## Records for the task
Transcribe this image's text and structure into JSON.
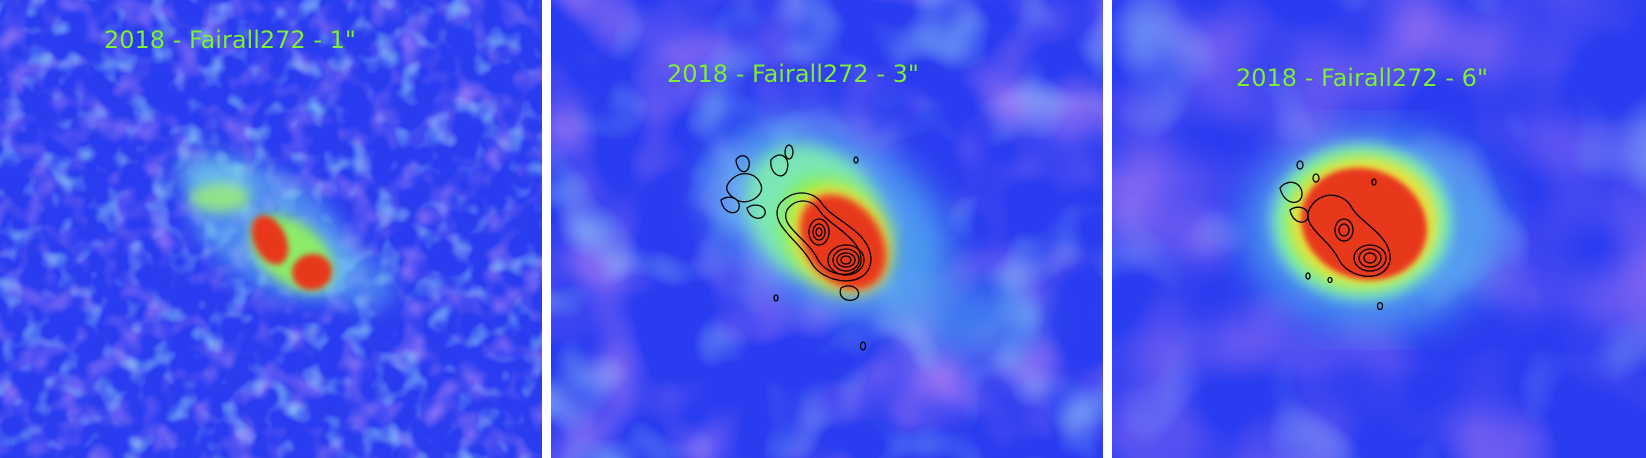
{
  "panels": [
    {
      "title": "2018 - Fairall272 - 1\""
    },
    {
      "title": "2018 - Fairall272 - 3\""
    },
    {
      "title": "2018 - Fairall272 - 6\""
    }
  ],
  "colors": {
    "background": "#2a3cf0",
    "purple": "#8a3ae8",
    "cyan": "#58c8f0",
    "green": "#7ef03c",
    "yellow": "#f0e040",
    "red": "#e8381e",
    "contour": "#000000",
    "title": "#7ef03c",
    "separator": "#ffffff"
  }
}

--

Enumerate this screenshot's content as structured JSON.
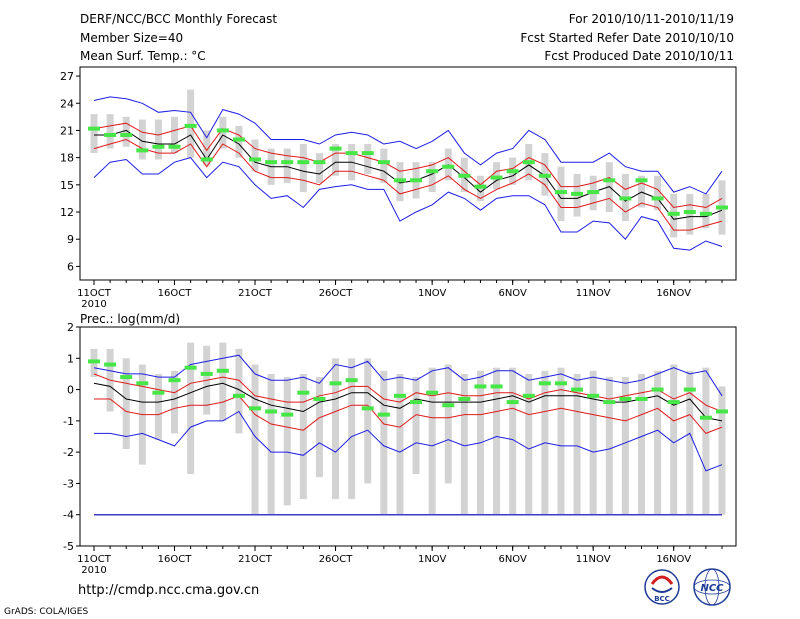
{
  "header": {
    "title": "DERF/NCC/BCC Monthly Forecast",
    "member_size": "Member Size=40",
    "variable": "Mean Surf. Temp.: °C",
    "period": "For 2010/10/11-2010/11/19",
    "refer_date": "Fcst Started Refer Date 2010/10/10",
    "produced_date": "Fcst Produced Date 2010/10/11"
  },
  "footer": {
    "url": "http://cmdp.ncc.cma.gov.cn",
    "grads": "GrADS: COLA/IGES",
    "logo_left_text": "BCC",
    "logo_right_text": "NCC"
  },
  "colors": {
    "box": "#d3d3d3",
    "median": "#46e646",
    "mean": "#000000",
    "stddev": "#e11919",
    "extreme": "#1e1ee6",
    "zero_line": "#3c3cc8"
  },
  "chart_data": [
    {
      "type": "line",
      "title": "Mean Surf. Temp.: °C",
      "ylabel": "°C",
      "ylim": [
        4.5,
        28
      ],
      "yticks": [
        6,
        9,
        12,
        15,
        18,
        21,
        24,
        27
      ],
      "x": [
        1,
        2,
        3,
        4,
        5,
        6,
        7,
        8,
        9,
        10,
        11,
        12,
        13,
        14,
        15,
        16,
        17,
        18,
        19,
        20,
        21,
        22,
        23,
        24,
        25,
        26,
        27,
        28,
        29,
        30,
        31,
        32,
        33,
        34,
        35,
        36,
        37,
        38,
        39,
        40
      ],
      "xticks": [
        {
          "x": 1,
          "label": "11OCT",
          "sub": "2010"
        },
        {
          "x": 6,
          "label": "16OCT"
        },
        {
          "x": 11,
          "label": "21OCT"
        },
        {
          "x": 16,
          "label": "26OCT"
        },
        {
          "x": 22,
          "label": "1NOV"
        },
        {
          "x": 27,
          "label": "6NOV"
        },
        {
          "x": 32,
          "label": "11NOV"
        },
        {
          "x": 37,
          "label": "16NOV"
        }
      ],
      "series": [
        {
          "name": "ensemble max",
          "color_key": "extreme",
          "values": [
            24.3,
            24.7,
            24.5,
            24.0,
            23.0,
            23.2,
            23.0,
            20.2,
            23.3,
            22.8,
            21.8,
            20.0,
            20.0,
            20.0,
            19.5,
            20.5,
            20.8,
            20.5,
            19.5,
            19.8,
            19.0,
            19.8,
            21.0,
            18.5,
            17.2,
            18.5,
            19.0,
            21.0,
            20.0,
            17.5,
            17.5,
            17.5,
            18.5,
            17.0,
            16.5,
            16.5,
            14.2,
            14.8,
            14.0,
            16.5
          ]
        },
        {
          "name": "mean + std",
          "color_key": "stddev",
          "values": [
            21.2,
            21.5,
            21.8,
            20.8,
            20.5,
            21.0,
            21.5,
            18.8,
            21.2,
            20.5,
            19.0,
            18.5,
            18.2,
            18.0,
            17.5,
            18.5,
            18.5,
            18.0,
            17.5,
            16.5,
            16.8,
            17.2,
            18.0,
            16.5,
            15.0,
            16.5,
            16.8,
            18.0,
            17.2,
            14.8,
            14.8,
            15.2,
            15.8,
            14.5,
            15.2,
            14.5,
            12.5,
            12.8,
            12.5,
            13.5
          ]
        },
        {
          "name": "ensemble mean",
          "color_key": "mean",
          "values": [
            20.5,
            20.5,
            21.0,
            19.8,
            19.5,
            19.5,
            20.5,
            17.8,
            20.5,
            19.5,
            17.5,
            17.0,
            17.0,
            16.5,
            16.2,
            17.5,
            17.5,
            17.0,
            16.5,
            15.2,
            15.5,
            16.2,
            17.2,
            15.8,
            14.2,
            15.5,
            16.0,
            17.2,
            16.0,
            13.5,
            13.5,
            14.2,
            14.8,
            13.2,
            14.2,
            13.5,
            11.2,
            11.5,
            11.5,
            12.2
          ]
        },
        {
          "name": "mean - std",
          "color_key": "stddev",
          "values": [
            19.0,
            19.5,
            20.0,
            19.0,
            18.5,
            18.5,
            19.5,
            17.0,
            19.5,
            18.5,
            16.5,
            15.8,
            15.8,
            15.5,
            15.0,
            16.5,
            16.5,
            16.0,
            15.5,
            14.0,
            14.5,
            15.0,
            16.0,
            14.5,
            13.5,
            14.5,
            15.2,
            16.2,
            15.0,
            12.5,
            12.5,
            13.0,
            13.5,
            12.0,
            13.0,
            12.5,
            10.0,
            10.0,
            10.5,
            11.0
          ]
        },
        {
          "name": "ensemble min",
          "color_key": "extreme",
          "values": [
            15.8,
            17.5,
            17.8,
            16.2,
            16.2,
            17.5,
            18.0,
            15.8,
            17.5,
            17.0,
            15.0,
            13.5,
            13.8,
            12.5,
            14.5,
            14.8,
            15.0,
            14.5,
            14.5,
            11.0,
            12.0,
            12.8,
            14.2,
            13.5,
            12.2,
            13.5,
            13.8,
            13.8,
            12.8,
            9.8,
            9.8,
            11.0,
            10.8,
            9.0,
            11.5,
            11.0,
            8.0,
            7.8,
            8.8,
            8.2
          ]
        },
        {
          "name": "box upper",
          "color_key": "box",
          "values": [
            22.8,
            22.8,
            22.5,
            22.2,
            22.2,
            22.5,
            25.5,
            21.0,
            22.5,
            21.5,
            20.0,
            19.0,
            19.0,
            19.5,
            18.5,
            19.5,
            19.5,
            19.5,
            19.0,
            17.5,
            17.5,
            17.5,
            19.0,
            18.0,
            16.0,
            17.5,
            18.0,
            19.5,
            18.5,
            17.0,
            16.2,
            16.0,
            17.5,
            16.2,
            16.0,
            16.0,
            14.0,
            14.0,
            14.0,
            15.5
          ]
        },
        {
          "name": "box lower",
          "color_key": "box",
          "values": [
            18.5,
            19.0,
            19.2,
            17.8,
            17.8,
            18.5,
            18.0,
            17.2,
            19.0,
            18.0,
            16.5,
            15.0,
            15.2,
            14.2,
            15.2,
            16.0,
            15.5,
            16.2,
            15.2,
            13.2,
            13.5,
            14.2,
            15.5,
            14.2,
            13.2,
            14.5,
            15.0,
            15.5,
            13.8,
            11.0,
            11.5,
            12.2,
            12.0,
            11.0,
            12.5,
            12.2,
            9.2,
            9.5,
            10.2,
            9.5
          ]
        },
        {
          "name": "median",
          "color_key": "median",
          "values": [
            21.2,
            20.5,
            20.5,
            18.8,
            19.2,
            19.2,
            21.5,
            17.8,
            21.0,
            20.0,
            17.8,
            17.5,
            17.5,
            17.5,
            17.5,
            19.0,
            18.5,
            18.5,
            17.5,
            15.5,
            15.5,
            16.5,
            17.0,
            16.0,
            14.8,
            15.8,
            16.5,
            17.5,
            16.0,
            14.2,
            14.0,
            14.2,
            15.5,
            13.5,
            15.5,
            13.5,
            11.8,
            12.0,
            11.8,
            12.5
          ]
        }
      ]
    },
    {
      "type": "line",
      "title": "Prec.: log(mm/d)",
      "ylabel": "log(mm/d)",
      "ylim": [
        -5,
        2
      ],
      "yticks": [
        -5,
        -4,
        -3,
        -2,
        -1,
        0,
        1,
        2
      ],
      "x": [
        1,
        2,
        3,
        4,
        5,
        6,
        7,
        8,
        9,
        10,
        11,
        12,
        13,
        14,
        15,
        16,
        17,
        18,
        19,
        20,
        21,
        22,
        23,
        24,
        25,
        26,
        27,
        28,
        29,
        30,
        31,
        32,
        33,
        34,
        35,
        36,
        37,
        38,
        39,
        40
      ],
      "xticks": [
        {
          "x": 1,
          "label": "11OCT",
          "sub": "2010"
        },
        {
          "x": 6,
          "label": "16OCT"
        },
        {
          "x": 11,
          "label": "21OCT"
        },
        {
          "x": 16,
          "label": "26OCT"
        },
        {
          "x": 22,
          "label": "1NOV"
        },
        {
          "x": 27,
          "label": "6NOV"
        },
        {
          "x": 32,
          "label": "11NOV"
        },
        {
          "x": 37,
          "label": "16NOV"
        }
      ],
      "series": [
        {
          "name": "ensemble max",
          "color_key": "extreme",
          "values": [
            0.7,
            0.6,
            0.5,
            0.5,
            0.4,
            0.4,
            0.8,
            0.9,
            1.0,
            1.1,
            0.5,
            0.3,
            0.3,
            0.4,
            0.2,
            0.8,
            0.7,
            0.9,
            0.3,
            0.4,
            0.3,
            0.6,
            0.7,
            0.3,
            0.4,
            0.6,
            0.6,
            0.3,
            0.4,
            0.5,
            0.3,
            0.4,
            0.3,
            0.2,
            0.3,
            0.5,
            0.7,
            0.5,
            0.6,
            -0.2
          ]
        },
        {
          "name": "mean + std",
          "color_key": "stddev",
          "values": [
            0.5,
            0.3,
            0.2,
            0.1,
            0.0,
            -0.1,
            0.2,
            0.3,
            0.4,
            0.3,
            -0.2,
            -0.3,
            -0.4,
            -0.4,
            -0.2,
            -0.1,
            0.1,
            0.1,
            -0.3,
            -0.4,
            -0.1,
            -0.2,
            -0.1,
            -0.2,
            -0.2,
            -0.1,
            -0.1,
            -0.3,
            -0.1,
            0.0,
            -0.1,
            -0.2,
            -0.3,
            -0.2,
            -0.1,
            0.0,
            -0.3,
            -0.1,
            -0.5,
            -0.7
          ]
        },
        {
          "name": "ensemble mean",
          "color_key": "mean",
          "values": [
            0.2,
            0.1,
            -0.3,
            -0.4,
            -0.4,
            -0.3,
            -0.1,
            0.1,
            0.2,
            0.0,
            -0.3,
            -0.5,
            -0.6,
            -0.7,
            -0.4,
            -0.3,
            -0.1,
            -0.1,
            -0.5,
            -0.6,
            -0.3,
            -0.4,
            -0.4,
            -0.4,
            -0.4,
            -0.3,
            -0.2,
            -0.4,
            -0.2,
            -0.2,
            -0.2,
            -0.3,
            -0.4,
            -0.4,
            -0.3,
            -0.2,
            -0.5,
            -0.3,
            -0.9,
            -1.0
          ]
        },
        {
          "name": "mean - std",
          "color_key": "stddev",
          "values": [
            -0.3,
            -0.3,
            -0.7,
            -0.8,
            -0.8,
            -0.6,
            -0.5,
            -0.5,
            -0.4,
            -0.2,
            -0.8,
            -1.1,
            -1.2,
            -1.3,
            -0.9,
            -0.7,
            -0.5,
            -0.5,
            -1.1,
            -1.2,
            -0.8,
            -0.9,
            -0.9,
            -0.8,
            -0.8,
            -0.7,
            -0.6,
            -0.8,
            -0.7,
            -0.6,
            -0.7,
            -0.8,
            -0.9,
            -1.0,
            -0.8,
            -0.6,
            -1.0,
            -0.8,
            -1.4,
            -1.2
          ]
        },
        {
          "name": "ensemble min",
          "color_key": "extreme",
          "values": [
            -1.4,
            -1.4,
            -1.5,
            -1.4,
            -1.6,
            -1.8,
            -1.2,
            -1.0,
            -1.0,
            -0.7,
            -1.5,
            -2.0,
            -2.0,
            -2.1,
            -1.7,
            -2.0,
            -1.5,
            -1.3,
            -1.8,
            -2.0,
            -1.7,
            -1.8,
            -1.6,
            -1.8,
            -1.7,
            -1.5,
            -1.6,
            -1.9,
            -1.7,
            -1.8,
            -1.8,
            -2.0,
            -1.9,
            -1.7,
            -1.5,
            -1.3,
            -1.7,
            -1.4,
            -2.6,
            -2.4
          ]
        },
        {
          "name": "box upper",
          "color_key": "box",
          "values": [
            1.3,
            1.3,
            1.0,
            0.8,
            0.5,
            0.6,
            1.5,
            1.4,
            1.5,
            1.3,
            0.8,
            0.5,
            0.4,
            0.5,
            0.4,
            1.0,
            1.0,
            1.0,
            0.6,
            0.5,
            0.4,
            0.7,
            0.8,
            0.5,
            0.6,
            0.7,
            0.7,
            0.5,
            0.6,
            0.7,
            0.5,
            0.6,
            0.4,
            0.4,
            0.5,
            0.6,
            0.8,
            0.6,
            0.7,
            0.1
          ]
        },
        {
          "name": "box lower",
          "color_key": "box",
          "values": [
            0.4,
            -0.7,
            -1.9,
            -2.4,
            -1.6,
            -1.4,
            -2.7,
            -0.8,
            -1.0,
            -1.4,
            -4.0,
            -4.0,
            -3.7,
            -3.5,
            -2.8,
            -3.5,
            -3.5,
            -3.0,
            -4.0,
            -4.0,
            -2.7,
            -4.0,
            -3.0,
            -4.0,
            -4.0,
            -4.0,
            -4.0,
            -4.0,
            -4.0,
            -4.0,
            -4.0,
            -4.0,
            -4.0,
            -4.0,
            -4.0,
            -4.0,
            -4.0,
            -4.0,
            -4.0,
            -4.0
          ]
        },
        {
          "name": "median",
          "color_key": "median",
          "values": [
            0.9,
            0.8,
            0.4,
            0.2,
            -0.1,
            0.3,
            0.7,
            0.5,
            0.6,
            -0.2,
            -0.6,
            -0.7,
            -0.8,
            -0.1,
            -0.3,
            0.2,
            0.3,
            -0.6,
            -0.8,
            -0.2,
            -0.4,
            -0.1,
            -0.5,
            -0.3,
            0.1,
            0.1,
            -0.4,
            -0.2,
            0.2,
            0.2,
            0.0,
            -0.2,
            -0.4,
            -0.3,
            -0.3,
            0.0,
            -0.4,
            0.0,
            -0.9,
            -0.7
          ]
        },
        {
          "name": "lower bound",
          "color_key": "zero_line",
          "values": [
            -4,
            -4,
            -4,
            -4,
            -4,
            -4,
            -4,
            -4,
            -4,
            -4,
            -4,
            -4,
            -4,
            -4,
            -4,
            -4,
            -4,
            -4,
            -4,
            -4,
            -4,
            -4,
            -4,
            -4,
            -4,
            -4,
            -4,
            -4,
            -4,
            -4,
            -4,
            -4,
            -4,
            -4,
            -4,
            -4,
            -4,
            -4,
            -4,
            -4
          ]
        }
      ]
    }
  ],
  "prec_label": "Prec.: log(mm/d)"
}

==

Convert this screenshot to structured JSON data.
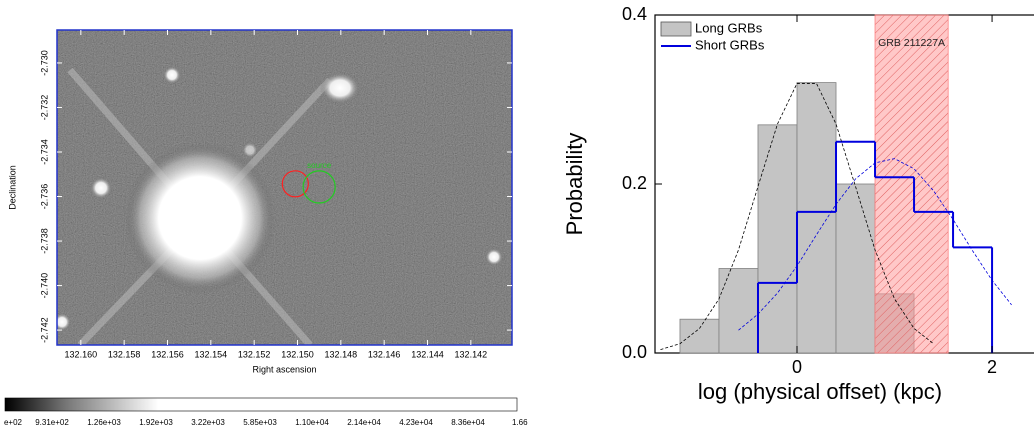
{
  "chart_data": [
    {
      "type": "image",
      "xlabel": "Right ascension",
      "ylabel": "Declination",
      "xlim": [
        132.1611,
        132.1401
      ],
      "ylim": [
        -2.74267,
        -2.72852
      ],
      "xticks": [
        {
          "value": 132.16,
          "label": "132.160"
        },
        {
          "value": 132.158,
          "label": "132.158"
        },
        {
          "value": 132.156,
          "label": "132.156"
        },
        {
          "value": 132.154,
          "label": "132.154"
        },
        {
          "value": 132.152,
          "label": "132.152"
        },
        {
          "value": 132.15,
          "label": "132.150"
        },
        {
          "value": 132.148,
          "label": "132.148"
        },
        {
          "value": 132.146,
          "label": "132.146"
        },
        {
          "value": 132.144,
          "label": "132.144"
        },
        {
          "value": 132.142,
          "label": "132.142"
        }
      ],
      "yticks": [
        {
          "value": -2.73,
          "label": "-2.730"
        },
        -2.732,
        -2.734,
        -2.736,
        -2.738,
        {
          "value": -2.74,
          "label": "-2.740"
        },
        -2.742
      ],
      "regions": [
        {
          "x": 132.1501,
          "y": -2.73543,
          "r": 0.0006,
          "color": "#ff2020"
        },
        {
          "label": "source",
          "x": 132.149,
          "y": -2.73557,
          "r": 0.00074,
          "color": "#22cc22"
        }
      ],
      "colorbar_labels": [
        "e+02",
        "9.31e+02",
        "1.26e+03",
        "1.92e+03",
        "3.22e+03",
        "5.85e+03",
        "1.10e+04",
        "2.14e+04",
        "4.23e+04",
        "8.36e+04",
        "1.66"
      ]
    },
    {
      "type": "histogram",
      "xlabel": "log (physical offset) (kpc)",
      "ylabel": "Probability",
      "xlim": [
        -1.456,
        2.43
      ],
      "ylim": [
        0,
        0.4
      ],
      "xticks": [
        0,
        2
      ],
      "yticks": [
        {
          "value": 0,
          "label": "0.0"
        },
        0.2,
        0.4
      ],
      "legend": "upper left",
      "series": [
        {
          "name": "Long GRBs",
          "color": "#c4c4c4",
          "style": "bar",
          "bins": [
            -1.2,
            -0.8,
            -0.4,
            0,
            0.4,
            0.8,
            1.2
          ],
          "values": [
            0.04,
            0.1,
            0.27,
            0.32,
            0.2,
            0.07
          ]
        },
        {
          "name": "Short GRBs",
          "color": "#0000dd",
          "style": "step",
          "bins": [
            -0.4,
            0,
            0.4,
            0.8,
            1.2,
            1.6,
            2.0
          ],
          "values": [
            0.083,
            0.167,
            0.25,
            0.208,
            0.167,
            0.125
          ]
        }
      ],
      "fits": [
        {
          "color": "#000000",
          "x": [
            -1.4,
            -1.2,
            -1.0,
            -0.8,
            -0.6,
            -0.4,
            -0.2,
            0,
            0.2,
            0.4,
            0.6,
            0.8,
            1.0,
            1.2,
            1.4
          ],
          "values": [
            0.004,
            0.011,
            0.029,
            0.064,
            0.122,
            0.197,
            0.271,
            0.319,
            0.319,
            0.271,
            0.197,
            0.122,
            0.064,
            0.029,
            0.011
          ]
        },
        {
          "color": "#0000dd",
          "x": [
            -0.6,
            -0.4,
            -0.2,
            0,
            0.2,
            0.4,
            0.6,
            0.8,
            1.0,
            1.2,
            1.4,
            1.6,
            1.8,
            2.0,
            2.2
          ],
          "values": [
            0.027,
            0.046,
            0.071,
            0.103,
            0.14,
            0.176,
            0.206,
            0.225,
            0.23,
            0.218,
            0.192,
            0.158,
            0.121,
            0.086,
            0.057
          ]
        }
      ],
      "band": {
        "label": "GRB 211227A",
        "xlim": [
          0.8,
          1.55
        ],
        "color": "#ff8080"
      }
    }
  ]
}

## The exercise
List each line of the entries that holds the string "xlabel".

## Written reply
      "xlabel": "Right ascension",
      "xlabel": "log (physical offset) (kpc)",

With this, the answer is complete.